The request: Give every line from the entries that contains "right".

****************

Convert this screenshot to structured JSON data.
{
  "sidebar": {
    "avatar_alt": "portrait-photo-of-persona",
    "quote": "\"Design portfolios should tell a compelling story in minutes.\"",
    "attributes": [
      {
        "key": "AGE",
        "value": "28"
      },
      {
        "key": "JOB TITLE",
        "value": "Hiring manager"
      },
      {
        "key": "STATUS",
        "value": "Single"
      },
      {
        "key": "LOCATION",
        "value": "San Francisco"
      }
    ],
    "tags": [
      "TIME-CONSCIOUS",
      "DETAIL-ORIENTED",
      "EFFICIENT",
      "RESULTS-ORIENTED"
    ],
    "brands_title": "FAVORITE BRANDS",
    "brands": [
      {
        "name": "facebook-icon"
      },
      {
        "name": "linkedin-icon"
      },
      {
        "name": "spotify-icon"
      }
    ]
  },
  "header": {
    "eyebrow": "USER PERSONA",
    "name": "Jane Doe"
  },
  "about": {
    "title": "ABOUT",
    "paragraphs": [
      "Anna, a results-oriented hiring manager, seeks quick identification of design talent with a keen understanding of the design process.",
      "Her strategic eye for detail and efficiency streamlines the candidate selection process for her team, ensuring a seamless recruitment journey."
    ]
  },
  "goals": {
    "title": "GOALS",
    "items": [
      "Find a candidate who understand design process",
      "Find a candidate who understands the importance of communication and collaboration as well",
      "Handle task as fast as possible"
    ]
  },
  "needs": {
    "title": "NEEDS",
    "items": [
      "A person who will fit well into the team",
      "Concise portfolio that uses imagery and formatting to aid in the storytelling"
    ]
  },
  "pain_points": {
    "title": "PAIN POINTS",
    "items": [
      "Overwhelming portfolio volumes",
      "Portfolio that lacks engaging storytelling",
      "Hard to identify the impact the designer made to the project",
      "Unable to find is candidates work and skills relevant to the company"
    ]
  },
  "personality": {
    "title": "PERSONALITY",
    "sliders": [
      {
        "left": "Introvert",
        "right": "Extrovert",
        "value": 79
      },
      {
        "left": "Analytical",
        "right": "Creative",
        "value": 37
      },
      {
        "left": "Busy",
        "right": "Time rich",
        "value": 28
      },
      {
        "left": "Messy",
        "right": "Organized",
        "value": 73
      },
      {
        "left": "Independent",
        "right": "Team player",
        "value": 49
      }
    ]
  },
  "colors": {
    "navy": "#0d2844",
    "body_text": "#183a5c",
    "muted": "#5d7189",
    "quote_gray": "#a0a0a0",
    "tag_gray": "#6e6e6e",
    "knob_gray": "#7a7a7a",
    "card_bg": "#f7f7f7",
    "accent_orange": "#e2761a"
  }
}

****************

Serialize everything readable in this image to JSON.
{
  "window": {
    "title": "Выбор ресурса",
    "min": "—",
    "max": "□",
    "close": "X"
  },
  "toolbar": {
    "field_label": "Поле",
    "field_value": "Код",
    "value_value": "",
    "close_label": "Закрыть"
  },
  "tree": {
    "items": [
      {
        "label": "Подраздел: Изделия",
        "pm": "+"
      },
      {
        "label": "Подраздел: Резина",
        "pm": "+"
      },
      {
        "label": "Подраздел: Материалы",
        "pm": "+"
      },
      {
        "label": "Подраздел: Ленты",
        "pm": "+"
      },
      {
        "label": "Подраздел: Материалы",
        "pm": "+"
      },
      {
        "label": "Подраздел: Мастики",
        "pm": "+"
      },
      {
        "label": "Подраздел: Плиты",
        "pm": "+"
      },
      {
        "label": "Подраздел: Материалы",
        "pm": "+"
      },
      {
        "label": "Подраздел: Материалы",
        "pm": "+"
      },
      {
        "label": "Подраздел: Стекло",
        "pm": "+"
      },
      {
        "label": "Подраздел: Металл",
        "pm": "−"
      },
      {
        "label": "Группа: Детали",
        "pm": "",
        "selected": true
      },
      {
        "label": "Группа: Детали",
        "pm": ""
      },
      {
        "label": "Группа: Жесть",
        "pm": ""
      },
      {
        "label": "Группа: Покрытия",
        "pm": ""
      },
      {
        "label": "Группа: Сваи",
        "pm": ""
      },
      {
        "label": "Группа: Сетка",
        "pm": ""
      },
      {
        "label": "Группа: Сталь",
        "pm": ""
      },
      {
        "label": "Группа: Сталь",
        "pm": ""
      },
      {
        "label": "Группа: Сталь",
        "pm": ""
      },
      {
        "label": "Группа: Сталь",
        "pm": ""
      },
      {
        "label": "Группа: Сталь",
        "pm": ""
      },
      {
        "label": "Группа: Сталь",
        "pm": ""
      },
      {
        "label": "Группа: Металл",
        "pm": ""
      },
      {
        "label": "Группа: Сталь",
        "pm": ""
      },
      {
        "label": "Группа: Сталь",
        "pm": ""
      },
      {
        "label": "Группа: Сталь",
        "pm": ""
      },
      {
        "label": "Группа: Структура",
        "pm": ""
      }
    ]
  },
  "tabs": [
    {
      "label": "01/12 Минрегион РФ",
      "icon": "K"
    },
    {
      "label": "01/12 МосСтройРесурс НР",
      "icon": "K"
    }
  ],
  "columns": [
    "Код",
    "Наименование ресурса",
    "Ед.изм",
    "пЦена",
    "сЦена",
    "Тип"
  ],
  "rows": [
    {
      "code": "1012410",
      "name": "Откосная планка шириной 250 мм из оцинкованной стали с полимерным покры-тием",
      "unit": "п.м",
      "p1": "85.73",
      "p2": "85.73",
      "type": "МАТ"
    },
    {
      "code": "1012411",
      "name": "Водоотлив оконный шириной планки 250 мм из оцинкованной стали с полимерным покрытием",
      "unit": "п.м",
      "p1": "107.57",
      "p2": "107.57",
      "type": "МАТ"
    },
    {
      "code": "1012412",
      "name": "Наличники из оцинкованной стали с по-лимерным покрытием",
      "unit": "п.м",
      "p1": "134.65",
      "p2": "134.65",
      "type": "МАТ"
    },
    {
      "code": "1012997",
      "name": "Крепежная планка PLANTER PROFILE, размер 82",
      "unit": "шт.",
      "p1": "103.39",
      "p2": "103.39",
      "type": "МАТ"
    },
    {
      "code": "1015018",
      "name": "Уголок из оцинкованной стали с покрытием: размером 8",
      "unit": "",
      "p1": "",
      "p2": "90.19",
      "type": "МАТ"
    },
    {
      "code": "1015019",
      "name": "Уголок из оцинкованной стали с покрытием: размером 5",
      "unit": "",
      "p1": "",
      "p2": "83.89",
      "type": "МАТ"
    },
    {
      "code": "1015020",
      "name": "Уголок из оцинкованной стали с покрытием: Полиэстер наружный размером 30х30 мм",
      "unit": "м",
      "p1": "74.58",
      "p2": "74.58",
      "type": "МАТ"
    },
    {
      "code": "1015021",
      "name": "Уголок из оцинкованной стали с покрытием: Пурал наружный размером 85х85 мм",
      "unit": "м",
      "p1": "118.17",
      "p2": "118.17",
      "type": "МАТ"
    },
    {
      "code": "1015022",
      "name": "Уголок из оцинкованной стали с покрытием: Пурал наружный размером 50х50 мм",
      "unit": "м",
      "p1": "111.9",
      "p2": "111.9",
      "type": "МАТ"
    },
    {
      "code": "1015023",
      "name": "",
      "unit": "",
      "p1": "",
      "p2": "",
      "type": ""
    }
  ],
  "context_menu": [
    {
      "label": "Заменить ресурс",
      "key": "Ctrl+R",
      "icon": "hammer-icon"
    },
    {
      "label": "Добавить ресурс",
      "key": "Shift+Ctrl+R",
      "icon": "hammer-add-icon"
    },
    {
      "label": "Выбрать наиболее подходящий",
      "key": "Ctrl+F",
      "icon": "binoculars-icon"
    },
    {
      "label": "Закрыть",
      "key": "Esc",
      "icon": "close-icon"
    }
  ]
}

****************

Written response:
        "right": "Extrovert",
        "right": "Creative",
        "right": "Time rich",
        "right": "Organized",
        "right": "Team player",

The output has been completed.